Directive: Identify the lines bearing the string "after" and gather them.

Collection entries:
◇ ◇ ◇

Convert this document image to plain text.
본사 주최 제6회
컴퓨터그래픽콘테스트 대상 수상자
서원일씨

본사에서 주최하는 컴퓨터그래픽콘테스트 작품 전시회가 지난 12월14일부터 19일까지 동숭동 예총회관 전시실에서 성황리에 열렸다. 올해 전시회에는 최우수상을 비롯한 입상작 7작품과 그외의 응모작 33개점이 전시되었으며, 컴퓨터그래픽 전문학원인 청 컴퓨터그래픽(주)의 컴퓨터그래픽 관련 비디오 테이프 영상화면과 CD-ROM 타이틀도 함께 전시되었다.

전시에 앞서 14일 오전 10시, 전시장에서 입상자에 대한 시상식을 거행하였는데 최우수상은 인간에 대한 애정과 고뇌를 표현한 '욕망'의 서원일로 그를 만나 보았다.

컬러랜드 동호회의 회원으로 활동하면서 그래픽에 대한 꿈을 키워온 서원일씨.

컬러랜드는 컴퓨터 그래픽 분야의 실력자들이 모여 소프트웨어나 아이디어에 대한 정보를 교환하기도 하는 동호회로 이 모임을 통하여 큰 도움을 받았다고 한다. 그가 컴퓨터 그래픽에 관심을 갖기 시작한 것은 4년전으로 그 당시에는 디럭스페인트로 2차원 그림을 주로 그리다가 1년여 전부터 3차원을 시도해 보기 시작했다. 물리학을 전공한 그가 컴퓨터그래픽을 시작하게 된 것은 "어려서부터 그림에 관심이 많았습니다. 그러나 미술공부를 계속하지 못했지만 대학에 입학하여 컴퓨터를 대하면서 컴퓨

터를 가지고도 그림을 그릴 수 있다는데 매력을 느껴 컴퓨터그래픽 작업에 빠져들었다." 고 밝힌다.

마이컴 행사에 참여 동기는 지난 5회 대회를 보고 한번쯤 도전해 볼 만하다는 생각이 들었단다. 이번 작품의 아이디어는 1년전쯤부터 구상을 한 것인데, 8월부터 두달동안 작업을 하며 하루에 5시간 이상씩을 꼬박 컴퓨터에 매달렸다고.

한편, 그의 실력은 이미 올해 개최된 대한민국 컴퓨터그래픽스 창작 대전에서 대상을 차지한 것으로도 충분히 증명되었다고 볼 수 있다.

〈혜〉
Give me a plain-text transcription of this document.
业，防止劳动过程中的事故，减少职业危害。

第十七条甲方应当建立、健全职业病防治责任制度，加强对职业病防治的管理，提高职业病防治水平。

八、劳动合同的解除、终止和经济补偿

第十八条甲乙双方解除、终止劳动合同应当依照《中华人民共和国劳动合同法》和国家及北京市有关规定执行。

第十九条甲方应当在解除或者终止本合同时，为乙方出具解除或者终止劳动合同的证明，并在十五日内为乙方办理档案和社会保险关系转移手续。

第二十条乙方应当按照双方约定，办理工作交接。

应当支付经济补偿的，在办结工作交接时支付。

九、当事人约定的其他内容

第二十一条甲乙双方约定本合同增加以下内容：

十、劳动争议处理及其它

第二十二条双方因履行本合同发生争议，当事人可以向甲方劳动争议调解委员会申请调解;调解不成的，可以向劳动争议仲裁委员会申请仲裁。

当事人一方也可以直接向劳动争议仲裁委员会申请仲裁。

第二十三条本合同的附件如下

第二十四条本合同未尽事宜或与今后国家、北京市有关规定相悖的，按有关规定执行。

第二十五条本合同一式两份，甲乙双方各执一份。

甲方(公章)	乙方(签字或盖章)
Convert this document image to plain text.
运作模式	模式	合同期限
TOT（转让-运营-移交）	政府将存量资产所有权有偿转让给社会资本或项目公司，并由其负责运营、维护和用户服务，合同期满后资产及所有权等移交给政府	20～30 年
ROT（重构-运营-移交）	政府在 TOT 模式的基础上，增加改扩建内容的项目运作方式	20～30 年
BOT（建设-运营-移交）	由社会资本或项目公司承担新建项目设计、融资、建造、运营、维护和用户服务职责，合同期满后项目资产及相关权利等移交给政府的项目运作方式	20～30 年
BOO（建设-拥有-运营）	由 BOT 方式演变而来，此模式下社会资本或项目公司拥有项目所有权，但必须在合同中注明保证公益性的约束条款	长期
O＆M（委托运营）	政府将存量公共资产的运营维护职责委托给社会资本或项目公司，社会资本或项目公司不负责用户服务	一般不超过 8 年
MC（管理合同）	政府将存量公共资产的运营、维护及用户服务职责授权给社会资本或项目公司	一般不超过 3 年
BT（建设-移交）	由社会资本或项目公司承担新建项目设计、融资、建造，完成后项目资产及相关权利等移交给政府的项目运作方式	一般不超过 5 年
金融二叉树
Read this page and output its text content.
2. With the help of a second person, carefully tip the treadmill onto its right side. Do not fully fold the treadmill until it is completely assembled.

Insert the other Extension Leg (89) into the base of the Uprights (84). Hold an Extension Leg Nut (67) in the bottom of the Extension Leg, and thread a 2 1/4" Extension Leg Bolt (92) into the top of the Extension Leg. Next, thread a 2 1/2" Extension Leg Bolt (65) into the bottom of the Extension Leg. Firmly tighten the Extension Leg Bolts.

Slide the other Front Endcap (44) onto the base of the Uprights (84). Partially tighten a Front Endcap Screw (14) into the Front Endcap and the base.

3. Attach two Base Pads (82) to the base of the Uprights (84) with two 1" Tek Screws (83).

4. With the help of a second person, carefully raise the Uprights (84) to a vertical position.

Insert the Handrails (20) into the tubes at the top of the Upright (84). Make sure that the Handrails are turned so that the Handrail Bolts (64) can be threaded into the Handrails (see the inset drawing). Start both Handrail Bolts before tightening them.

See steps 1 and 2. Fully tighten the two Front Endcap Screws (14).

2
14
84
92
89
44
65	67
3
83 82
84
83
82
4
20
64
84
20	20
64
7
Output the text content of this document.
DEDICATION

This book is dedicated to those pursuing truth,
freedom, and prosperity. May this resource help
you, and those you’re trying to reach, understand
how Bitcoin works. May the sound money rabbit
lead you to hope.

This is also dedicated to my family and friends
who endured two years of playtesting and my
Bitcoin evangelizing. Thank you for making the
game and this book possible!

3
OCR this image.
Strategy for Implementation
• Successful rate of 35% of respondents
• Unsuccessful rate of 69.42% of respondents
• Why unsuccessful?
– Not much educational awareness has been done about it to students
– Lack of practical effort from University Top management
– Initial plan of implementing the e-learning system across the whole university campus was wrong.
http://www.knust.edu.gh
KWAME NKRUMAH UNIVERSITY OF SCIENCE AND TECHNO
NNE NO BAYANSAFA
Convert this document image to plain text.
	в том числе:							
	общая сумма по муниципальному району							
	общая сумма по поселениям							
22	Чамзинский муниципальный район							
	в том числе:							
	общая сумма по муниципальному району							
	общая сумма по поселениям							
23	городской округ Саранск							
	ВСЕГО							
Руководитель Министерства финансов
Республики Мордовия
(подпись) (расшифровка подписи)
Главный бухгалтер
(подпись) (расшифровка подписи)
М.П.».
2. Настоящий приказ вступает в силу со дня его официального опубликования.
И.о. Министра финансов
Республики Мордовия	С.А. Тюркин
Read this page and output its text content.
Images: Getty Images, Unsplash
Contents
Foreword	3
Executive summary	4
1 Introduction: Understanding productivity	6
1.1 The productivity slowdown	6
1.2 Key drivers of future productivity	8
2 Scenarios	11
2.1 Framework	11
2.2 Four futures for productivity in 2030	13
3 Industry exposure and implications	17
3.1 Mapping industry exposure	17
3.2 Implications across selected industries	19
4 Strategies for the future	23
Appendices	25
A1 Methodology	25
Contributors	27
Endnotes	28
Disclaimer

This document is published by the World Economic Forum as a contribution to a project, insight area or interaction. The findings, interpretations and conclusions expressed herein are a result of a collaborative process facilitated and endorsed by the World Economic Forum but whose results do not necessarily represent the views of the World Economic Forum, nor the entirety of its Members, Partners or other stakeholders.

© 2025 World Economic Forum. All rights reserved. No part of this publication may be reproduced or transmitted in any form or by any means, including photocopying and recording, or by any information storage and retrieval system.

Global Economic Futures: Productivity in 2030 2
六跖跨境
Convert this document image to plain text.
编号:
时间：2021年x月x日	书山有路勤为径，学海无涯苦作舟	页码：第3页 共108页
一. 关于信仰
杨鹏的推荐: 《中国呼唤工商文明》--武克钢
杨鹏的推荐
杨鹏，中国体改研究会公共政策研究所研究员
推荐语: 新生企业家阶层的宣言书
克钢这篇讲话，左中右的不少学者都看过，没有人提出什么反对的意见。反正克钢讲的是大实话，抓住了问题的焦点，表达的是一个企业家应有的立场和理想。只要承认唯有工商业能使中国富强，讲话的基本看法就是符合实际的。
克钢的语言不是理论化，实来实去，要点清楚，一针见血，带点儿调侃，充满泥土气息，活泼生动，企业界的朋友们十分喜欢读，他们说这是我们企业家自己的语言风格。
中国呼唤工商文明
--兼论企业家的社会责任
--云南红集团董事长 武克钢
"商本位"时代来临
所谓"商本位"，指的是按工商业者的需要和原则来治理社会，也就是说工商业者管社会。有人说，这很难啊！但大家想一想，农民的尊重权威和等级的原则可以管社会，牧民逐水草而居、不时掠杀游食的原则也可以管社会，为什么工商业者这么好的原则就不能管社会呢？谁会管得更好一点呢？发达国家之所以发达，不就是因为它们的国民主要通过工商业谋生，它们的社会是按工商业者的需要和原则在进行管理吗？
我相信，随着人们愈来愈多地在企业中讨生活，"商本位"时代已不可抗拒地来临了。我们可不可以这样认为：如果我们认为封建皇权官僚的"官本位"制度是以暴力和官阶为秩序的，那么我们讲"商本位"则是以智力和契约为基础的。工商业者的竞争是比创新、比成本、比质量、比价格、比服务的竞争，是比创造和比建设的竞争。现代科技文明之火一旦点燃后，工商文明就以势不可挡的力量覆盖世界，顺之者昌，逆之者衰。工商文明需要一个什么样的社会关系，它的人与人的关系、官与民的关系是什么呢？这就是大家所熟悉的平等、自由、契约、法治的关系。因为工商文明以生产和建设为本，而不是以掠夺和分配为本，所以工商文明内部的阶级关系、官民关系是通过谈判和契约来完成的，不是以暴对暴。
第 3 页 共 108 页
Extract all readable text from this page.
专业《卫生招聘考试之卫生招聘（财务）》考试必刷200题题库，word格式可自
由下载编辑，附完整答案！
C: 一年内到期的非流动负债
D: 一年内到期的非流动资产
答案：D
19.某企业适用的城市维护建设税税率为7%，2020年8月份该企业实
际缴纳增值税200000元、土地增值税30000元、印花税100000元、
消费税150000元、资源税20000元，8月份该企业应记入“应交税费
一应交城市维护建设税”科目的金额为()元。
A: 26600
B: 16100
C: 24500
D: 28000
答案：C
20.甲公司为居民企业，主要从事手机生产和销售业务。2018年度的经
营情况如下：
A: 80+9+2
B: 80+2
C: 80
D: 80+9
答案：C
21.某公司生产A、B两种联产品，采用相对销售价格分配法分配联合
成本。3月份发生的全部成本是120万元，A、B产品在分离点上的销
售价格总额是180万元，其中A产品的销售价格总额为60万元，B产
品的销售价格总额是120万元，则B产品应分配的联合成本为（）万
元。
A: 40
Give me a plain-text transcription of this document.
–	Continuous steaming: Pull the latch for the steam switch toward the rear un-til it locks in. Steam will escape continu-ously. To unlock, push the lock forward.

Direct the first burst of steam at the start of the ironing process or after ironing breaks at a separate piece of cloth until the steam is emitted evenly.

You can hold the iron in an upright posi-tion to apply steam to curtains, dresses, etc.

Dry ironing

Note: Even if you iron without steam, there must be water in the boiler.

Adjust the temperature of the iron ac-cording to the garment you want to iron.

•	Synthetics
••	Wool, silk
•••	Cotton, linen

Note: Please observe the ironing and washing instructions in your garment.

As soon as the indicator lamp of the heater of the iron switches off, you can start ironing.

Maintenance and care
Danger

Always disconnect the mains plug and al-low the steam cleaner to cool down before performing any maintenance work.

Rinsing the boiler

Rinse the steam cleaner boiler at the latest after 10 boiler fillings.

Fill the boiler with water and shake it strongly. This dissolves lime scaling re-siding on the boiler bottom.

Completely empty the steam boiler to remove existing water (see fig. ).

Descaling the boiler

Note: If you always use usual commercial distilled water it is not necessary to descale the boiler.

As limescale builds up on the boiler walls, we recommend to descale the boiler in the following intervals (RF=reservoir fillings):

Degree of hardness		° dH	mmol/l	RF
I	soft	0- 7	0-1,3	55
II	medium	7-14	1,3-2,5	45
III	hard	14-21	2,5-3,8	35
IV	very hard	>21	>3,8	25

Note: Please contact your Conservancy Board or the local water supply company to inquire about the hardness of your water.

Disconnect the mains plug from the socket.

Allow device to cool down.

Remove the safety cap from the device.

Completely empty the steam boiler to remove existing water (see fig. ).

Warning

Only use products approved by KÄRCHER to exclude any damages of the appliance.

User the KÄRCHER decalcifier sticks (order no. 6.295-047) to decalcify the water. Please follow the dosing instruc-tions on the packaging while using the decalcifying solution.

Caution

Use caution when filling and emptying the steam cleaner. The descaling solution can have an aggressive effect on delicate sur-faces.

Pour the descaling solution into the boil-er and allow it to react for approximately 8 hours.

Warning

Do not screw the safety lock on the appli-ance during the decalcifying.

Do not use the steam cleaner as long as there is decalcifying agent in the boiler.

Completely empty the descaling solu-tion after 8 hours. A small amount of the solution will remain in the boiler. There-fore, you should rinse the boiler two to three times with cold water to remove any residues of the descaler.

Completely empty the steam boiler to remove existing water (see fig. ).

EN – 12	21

◇ ◇ ◇

Solution for this exercise:
Direct the first burst of steam at the start of the ironing process or after ironing breaks at a separate piece of cloth until the steam is emitted evenly.
Rinse the steam cleaner boiler at the latest after 10 boiler fillings.
Completely empty the descaling solu-tion after 8 hours. A small amount of the solution will remain in the boiler. There-fore, you should rinse the boiler two to three times with cold water to remove any residues of the descaler.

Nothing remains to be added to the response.